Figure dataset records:
##########

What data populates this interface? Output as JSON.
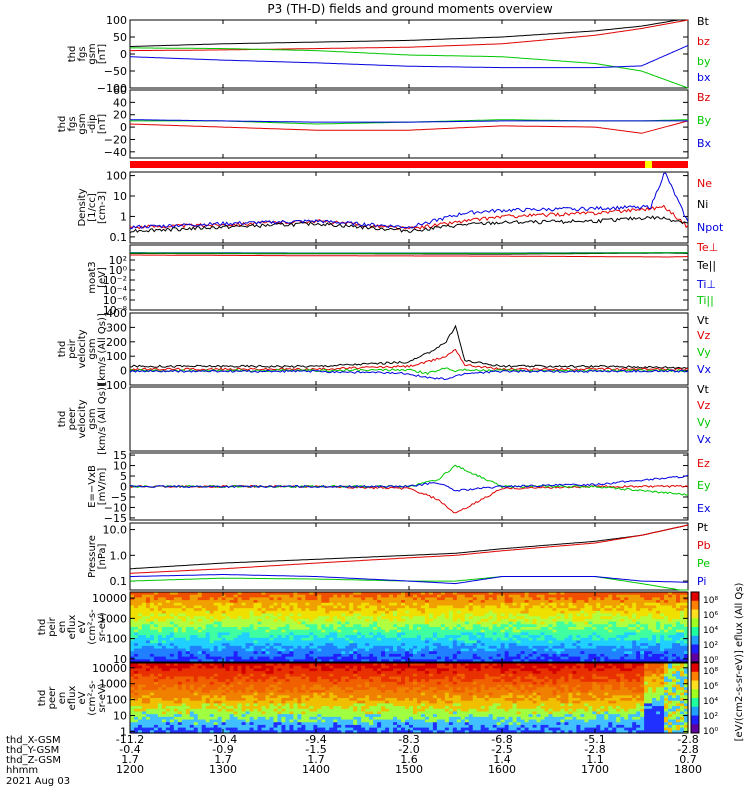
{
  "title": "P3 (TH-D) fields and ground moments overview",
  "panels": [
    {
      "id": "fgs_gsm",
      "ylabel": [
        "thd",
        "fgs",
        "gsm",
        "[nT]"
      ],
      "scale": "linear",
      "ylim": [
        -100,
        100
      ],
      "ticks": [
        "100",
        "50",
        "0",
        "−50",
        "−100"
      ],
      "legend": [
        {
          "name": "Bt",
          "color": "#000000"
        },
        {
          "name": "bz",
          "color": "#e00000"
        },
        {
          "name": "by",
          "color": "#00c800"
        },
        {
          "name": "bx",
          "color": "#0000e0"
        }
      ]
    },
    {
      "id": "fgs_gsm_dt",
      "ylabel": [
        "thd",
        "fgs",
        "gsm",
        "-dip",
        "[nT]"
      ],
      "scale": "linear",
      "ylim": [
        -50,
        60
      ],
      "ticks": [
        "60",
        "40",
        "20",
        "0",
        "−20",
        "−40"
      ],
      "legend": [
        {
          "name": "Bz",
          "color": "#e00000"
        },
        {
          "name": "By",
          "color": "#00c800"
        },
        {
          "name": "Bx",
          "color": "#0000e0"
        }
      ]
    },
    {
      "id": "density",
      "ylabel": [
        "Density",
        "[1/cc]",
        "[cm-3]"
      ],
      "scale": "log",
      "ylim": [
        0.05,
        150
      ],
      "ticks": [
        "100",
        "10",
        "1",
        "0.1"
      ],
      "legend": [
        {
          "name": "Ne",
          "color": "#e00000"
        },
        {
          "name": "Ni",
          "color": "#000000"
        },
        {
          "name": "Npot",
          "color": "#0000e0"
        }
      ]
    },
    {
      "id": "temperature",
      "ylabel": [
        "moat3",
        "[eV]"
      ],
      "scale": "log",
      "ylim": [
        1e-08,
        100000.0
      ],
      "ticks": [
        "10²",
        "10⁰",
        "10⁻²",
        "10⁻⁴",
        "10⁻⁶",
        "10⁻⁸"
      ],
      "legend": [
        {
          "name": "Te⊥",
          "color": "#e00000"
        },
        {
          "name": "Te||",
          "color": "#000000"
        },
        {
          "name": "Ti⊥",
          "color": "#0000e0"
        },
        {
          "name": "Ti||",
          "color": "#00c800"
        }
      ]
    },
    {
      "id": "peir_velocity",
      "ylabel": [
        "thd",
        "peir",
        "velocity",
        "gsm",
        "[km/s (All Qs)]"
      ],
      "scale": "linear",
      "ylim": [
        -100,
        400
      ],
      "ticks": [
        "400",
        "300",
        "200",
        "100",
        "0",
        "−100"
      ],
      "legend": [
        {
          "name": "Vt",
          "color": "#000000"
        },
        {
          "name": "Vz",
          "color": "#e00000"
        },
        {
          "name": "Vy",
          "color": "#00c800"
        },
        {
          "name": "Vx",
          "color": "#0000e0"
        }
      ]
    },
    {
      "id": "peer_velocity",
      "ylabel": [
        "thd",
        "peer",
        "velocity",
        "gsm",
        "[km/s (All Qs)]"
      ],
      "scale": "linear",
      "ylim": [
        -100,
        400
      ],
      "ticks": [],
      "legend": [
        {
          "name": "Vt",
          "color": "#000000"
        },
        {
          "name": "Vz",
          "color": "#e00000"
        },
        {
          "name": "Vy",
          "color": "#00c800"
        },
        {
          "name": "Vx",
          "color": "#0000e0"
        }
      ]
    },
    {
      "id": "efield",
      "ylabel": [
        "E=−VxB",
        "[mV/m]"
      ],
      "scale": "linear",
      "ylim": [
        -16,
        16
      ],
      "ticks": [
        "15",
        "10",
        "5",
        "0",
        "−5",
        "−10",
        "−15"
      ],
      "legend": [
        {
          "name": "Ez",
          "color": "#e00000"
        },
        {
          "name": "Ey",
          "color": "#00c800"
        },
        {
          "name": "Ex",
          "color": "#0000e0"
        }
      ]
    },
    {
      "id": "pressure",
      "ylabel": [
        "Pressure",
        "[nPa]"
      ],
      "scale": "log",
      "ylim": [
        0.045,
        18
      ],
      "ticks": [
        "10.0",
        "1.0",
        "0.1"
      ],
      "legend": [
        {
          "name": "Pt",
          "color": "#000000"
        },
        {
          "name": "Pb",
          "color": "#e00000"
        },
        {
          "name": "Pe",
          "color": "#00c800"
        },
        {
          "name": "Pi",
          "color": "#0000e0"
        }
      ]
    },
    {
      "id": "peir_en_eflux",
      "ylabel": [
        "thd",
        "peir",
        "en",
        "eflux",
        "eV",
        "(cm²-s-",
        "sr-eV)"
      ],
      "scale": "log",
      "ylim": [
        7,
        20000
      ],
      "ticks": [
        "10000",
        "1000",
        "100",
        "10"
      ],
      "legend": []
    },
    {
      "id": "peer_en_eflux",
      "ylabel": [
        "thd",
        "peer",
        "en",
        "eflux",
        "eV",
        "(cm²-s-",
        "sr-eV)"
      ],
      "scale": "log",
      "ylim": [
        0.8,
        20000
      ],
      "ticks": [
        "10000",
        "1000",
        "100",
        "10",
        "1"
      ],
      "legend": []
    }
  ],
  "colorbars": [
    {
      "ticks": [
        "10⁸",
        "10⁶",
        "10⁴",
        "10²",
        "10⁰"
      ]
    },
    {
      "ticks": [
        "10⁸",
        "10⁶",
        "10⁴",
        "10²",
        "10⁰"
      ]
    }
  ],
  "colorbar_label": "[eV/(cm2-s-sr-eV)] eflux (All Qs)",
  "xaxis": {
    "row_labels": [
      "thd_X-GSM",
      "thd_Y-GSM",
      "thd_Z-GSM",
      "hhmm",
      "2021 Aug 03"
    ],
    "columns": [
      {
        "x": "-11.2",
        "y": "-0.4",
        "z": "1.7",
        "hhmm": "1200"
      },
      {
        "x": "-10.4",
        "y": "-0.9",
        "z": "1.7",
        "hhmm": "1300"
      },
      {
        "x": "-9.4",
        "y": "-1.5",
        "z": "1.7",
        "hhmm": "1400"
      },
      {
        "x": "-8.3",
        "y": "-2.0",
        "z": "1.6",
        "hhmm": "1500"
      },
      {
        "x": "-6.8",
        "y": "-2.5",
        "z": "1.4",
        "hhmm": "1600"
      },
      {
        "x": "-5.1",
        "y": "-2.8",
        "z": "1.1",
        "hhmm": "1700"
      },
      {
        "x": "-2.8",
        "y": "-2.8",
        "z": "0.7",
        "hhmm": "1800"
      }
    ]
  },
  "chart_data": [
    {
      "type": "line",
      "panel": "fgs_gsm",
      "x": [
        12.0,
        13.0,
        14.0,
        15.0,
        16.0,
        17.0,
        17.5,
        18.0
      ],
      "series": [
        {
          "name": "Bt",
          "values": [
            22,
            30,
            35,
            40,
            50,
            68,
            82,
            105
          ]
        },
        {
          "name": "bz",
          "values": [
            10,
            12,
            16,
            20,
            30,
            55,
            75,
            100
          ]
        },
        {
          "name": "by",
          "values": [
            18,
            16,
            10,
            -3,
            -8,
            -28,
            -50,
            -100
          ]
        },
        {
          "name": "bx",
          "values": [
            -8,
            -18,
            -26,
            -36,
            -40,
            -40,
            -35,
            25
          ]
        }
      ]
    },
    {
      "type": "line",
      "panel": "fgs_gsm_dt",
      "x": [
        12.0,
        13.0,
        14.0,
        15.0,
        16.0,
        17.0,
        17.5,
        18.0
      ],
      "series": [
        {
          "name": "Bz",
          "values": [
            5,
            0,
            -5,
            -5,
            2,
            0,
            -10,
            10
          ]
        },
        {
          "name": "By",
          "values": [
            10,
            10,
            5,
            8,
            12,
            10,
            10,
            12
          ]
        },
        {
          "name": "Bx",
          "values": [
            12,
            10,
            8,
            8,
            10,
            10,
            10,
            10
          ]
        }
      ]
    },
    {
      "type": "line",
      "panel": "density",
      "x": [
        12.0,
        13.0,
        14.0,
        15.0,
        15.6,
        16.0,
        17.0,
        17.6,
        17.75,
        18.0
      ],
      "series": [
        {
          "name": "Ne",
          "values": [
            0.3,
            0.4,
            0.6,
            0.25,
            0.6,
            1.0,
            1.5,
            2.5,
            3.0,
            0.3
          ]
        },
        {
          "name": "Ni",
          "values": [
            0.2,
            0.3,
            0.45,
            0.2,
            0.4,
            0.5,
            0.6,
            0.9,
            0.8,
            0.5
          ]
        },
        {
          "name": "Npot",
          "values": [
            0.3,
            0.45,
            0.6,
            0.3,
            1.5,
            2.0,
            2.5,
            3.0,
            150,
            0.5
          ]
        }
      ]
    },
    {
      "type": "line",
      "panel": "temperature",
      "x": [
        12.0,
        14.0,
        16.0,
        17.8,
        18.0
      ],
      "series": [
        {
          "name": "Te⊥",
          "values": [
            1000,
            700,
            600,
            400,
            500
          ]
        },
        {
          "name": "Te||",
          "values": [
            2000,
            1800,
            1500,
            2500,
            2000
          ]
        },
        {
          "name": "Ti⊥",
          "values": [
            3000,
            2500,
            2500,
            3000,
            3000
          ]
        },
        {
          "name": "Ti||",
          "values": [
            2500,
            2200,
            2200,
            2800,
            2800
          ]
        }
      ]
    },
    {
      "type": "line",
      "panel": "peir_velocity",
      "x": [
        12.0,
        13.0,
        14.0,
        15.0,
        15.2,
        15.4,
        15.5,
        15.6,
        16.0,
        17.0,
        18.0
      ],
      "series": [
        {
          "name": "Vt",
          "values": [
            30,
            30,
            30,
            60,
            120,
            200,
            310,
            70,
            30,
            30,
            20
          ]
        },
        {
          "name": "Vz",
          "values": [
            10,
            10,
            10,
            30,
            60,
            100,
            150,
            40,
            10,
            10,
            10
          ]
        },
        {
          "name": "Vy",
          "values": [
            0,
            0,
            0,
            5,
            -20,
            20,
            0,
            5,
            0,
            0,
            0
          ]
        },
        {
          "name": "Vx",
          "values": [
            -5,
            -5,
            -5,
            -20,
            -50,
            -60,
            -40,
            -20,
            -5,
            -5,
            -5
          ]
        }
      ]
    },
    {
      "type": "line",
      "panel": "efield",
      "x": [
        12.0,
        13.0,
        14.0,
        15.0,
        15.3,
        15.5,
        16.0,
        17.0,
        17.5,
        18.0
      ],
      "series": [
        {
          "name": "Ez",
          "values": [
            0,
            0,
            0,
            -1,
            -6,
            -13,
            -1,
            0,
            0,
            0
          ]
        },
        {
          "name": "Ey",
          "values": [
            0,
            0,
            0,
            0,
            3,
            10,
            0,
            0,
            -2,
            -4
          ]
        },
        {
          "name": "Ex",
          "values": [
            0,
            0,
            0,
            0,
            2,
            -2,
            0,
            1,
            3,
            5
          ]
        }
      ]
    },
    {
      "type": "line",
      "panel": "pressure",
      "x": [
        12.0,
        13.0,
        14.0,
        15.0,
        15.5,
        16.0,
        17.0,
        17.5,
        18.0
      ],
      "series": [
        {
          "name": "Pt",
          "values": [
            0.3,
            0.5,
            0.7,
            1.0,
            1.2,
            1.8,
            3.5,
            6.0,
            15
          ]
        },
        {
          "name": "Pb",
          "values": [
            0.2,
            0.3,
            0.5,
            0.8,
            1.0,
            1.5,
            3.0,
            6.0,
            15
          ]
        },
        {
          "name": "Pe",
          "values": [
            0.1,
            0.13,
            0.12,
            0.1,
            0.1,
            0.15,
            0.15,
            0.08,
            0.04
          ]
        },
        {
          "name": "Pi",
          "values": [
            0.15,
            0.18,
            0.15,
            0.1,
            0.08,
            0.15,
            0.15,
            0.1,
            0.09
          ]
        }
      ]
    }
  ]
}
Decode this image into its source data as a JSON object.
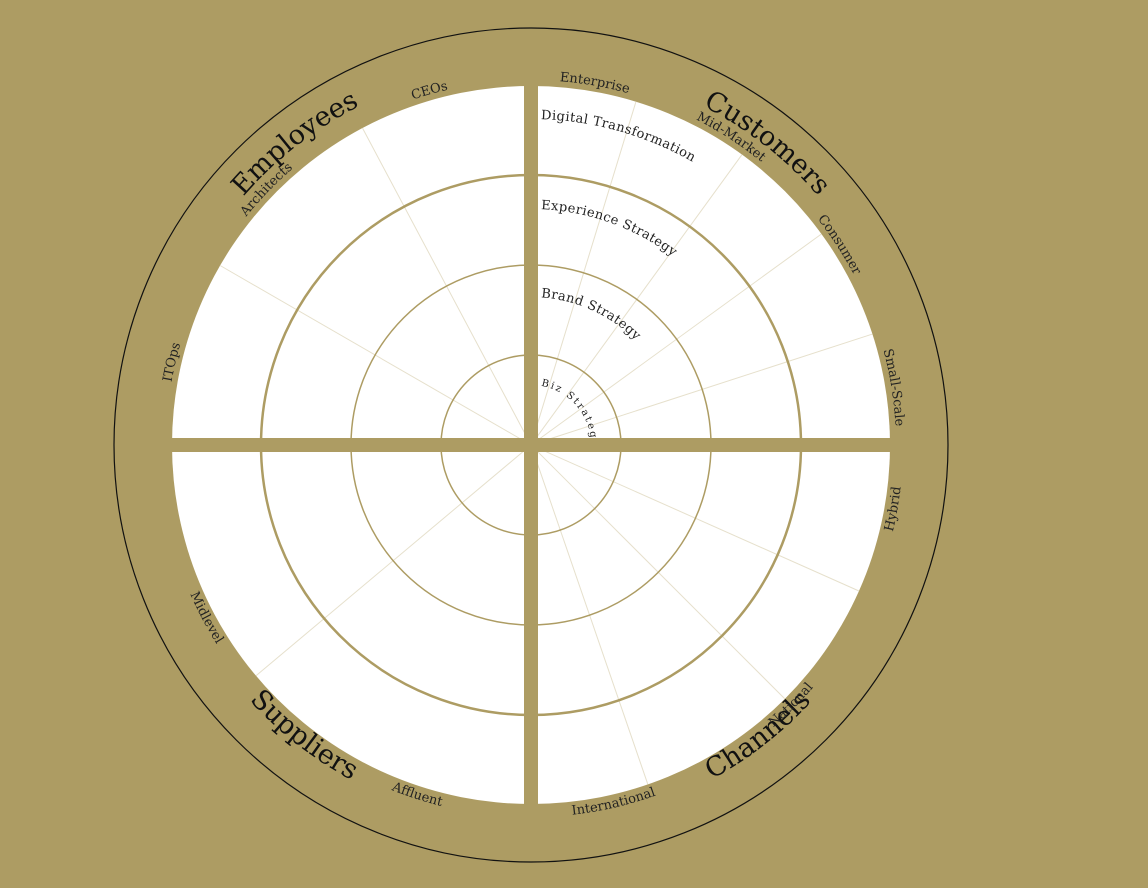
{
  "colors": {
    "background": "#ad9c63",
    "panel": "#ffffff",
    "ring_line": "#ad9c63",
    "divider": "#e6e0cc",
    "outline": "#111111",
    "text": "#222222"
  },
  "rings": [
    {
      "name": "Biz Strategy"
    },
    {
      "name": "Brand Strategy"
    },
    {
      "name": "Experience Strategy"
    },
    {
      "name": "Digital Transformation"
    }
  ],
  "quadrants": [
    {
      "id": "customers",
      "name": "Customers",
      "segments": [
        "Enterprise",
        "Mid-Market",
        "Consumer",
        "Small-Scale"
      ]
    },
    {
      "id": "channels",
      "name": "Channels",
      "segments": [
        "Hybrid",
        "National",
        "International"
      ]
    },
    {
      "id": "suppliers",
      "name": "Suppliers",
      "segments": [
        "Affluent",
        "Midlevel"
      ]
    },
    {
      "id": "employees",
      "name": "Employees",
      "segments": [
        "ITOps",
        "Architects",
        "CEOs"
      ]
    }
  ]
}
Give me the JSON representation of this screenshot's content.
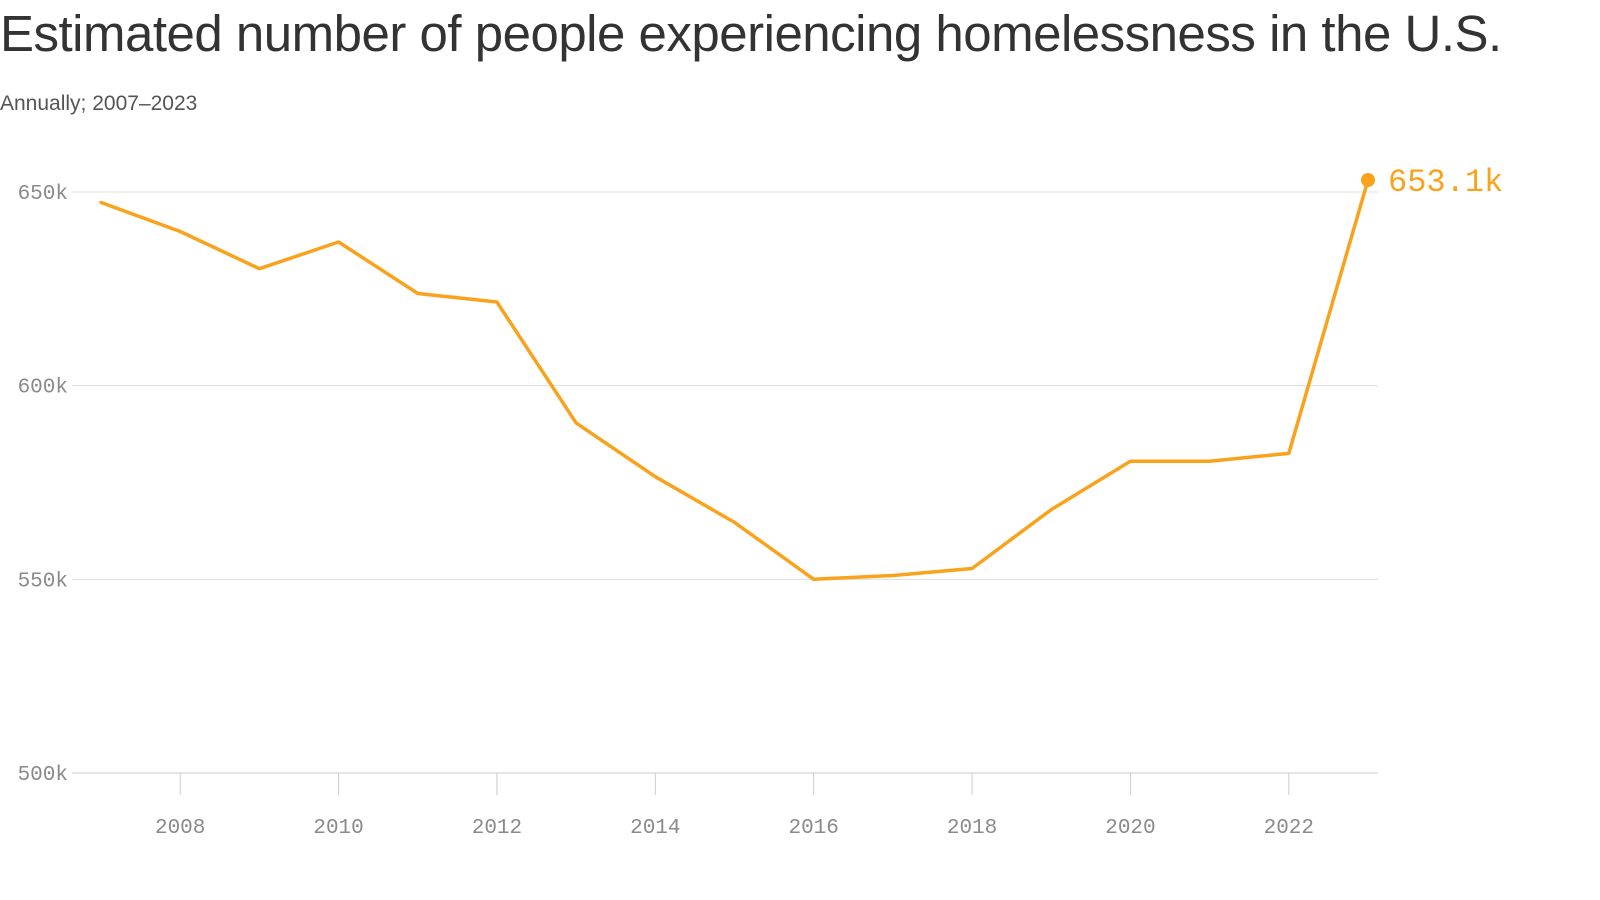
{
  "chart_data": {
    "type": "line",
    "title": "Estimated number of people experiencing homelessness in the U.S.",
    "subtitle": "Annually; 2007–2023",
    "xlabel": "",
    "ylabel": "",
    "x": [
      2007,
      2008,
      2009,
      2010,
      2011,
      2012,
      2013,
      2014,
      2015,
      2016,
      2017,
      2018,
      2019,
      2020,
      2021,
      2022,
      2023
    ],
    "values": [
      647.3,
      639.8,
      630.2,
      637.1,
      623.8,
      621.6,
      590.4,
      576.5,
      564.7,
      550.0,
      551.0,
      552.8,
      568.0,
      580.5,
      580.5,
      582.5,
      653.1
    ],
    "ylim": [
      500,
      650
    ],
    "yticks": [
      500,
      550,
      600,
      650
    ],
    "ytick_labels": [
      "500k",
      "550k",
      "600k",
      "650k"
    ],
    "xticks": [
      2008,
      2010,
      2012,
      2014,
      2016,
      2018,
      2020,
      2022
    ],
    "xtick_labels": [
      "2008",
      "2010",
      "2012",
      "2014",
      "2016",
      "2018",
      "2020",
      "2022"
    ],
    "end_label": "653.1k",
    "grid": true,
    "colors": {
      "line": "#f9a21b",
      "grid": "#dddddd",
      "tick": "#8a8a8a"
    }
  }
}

##########

_Job_
Beginning at the line with "Give me the", reproduce each line exactly through the last line of the records above, with pictures left out.

_Exercise answer_
Give me the JSON representation of this screenshot's content.
{
  "chart_data": {
    "type": "line",
    "title": "Estimated number of people experiencing homelessness in the U.S.",
    "subtitle": "Annually; 2007–2023",
    "xlabel": "",
    "ylabel": "",
    "x": [
      2007,
      2008,
      2009,
      2010,
      2011,
      2012,
      2013,
      2014,
      2015,
      2016,
      2017,
      2018,
      2019,
      2020,
      2021,
      2022,
      2023
    ],
    "values": [
      647.3,
      639.8,
      630.2,
      637.1,
      623.8,
      621.6,
      590.4,
      576.5,
      564.7,
      550.0,
      551.0,
      552.8,
      568.0,
      580.5,
      580.5,
      582.5,
      653.1
    ],
    "ylim": [
      500,
      650
    ],
    "yticks": [
      500,
      550,
      600,
      650
    ],
    "ytick_labels": [
      "500k",
      "550k",
      "600k",
      "650k"
    ],
    "xticks": [
      2008,
      2010,
      2012,
      2014,
      2016,
      2018,
      2020,
      2022
    ],
    "xtick_labels": [
      "2008",
      "2010",
      "2012",
      "2014",
      "2016",
      "2018",
      "2020",
      "2022"
    ],
    "end_label": "653.1k",
    "grid": true,
    "colors": {
      "line": "#f9a21b",
      "grid": "#dddddd",
      "tick": "#8a8a8a"
    }
  }
}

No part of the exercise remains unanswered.